═════ Page excerpt ═════

The Apache Jakarta Project

Tenets: SMALL, 1THING, PROTO, REUSE, sum

Central concept: Open source cooperation leverages the work of many, yielding great benefits.

When one looks at the level of cooperation, the faithful implementation of standards, the honest technical interaction, and the consistently high quality of the software produced by the Apache Jakarta Project,[3] one can only come to one conclusion: open-source development works.

As evidenced by the way the projects are governed, the way the software is written, and the enthusiastic acceptance of its users, Jakarta has clearly put a stake in the ground that causes all proprietary software developers to sit up and take notice.

What has made the project so successful? No one thing, really. It is the sum of all the parts that make it a powerful, cohesive development organization. But if one had to single out a factor that has had more influence than any other, it would be the idea that community is more important than software. In other words, the democratic cooperation of many minds is better than a closed caste system of developers working for a single (usually corporate) entity.

The Jakarta software is freely available to anyone who wants it. Because of the generally recognized high quality of the software, large corporations have been using it to run critical business functions. The side effect of this is that consultants and developers have sprung up to provide customization services to adapt the software for specific industries. This illustrates an important principle: there is still money to be made from free software.

═════

• Objective:
According to the Apache Jakarta Project text, what single factor has had more influence on the project's success than any other?

═════ Data excerpt ═════

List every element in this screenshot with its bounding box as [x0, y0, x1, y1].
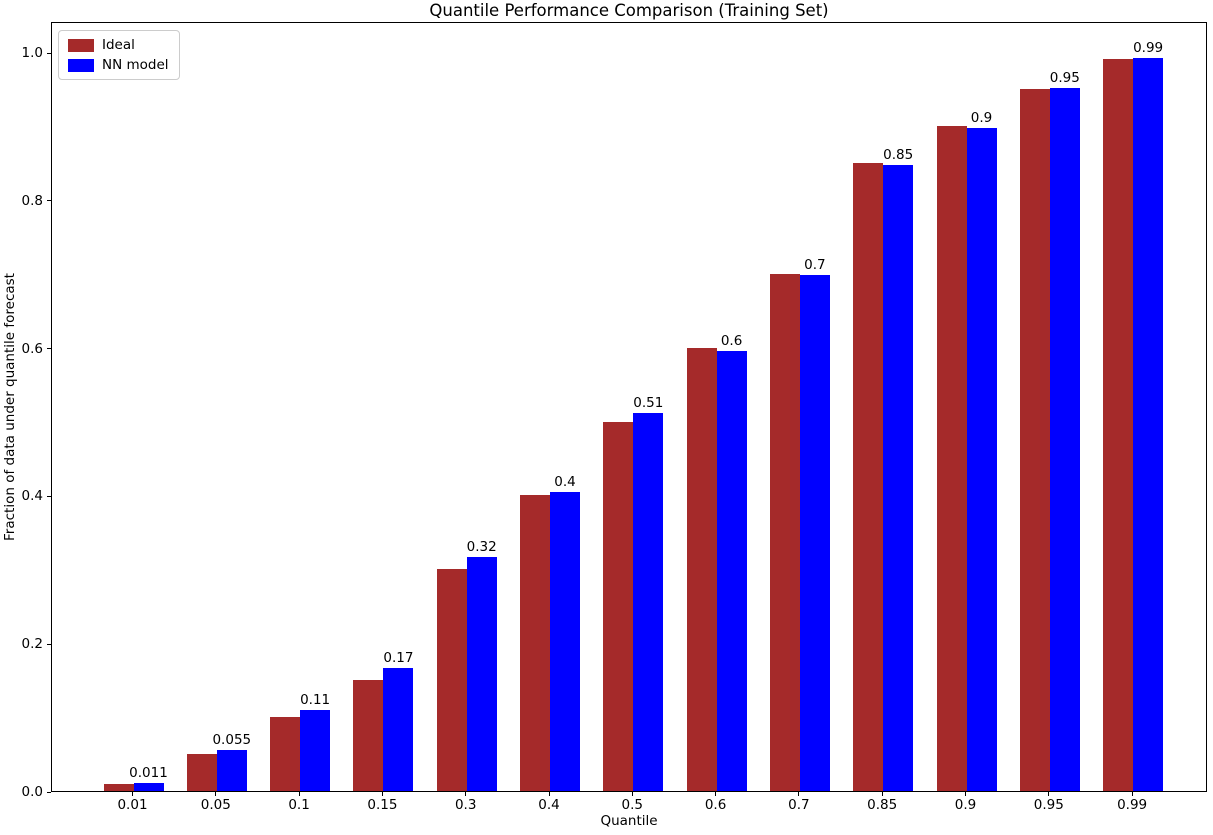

═════

• Task answer:
The idea that community is more important than software.